| Raw data |
Begin

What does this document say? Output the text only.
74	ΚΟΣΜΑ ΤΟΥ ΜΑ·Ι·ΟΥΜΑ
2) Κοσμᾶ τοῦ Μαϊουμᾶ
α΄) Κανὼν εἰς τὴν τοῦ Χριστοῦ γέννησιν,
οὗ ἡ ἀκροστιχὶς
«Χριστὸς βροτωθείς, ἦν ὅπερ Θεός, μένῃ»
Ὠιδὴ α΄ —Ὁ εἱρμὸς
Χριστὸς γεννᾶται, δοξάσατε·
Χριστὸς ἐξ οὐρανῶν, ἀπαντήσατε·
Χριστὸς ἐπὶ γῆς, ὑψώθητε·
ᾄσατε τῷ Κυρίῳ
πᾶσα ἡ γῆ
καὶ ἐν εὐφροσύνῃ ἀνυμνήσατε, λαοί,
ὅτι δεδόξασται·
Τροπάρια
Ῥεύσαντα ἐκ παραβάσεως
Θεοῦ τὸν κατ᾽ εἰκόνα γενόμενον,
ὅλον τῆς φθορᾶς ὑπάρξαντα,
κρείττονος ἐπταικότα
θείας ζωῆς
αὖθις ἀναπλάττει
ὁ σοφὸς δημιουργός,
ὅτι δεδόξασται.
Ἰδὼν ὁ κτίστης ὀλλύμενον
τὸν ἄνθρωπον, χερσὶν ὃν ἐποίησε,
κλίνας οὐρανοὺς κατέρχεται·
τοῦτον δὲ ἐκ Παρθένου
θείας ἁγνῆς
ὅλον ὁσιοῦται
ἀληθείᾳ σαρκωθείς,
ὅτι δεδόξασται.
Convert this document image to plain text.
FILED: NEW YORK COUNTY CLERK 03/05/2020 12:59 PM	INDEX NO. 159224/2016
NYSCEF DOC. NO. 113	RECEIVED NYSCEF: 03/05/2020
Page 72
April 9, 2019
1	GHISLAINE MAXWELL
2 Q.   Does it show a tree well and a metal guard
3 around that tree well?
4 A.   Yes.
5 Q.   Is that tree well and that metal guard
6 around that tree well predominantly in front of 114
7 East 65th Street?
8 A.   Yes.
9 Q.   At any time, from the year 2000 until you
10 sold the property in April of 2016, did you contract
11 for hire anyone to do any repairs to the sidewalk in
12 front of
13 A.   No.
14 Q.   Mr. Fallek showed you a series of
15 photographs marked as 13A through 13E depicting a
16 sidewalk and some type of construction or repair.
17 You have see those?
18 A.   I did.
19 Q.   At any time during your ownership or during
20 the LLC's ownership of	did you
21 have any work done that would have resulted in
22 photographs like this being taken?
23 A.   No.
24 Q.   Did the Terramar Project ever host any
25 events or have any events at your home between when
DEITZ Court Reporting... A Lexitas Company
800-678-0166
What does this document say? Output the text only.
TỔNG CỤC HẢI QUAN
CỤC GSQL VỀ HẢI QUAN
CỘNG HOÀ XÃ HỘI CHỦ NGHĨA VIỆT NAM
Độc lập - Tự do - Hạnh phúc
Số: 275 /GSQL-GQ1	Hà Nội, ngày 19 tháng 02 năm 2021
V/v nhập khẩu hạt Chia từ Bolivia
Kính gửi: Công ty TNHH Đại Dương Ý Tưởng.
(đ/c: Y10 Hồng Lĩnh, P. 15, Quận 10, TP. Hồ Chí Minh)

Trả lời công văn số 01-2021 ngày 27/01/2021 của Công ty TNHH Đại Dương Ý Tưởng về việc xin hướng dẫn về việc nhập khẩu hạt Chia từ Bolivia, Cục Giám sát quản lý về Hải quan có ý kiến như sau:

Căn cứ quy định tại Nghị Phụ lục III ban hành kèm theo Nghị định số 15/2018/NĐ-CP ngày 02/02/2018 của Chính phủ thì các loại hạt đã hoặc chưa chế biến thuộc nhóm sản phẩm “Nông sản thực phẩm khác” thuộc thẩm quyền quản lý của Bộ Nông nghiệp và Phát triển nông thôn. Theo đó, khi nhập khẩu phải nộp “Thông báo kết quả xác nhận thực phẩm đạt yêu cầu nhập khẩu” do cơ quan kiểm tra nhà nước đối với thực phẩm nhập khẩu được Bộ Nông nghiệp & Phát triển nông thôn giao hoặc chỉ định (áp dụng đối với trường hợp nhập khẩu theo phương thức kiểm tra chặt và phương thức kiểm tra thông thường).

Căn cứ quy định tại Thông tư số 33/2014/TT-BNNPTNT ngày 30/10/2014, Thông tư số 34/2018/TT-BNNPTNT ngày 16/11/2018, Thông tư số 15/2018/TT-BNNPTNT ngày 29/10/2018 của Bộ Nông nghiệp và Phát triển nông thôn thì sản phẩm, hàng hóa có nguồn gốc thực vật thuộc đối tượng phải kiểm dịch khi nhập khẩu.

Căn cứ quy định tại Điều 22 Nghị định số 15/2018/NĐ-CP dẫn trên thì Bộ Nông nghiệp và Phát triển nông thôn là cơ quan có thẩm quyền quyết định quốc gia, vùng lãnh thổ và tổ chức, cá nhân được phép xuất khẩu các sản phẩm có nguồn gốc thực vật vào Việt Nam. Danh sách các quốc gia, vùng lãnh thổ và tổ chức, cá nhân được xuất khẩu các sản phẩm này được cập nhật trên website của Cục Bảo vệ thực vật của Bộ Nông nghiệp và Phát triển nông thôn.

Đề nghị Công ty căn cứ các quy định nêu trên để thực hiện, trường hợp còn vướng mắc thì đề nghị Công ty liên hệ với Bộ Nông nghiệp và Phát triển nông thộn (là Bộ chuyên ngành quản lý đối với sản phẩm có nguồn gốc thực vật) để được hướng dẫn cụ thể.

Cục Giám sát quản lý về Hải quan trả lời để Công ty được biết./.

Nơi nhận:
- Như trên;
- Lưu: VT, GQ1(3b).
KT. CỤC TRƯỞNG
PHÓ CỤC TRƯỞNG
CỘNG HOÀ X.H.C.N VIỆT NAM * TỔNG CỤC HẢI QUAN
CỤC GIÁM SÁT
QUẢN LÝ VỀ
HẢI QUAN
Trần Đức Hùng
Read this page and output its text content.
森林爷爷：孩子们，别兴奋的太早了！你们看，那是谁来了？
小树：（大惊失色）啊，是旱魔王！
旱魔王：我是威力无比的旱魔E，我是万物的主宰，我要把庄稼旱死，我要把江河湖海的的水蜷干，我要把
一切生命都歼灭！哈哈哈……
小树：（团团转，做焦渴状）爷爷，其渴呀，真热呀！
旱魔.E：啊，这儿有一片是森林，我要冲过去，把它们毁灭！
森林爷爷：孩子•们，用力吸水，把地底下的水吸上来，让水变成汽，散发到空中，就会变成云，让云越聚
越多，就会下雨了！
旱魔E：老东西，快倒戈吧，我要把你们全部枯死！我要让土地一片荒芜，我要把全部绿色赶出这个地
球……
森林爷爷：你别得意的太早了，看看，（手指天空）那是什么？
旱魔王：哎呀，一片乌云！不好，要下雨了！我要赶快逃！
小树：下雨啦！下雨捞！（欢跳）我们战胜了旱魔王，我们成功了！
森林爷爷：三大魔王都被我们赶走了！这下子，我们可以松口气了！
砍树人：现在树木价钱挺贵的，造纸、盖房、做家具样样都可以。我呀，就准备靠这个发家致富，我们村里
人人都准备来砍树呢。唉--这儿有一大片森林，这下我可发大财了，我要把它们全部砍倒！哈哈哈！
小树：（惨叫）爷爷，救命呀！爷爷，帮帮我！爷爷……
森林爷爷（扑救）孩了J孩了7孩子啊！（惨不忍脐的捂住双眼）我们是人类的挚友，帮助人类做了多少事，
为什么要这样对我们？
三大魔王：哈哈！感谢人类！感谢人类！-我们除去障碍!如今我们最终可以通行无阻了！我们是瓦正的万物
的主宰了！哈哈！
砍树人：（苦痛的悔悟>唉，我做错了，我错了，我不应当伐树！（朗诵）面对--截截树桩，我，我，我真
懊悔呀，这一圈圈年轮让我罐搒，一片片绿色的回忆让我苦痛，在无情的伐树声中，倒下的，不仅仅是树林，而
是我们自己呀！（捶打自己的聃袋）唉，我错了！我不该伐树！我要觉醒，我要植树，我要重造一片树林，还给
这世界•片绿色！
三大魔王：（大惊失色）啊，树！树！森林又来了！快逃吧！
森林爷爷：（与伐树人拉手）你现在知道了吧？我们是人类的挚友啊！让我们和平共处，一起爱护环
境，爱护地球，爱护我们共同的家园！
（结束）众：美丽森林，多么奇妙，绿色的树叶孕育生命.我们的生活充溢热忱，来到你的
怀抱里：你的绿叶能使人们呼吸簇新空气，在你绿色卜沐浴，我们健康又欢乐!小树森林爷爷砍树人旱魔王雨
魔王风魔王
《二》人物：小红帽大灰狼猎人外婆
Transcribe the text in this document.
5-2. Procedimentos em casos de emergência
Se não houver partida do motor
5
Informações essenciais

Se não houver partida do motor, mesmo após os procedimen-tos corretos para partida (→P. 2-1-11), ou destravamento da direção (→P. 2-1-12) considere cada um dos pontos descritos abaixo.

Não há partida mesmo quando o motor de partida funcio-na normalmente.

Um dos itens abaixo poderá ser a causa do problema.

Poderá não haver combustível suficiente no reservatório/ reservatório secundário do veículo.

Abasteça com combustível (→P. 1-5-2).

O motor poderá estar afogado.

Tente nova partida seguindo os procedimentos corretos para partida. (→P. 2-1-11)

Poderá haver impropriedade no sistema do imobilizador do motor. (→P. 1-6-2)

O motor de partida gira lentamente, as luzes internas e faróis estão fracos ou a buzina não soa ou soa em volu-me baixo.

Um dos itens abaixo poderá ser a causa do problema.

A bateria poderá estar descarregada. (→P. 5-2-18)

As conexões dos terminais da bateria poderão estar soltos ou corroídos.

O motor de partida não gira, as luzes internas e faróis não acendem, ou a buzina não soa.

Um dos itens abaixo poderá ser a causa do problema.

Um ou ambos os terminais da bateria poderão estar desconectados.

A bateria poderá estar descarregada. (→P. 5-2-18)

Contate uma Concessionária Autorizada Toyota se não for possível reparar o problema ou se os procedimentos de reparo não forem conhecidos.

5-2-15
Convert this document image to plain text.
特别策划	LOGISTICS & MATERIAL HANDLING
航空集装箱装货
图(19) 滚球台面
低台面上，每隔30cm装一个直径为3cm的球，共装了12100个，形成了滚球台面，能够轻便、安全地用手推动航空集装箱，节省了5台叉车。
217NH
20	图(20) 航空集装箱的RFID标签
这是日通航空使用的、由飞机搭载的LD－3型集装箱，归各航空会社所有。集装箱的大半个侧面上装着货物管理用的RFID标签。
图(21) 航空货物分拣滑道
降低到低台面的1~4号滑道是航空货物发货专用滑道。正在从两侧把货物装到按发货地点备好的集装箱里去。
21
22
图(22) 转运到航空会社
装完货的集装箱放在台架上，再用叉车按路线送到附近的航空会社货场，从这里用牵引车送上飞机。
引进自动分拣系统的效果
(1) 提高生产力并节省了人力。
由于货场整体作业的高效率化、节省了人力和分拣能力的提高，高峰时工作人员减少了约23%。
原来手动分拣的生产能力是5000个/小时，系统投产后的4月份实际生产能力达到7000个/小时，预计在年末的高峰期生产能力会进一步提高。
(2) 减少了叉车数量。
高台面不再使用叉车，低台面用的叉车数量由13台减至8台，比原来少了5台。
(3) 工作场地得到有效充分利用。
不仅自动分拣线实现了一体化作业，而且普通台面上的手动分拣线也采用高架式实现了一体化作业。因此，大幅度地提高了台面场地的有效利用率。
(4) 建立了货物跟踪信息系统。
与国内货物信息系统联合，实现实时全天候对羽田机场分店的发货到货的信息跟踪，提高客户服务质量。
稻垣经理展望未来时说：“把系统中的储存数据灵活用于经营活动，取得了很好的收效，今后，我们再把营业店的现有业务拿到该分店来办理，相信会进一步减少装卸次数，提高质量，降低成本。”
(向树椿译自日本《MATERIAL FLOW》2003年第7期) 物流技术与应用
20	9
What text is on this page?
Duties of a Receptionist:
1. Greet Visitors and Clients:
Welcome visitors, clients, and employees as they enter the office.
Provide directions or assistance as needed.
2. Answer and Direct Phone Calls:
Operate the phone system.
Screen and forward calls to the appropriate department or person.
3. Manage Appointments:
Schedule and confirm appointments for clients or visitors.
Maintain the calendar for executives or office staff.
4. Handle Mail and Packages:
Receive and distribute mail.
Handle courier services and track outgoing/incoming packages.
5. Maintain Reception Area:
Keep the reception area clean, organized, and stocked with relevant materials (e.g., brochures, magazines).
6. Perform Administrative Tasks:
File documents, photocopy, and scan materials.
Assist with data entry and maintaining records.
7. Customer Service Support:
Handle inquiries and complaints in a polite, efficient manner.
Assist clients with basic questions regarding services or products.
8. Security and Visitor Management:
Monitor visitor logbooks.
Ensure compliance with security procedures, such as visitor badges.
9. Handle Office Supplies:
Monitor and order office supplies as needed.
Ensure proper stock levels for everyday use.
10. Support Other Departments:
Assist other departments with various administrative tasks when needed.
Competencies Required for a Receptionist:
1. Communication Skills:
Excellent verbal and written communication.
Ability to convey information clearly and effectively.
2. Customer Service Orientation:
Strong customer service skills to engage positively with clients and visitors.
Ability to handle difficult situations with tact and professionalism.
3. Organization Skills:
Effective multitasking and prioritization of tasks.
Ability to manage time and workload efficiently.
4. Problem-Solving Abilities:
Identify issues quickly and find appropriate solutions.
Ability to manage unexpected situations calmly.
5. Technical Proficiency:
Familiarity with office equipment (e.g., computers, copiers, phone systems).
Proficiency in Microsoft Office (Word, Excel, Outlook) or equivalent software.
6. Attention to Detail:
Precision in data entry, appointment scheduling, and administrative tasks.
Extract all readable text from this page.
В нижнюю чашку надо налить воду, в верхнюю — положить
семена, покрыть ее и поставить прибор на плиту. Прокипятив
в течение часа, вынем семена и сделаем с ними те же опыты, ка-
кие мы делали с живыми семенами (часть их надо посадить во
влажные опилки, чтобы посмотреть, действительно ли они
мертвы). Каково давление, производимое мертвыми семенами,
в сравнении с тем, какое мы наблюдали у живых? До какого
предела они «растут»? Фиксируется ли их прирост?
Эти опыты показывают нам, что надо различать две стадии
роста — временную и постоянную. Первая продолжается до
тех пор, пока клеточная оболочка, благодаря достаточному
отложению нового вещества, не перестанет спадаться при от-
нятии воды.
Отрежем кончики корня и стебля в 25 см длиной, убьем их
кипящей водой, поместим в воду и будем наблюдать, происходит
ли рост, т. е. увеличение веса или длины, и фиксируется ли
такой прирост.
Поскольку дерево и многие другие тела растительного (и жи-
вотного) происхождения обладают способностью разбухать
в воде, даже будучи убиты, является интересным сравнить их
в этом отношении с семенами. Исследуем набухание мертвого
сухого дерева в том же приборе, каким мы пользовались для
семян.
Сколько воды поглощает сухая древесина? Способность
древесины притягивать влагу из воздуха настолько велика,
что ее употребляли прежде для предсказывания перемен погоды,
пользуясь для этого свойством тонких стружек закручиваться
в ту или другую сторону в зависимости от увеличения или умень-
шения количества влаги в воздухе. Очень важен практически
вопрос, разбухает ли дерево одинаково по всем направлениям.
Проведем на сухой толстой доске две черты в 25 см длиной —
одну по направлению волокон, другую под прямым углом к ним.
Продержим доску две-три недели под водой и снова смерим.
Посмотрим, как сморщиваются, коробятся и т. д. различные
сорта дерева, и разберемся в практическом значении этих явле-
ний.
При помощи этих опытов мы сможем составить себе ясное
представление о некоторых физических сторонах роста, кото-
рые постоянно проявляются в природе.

End

Reproduce each line holding the word "Receptionist".

| Exercise result |
Duties of a Receptionist:
Competencies Required for a Receptionist:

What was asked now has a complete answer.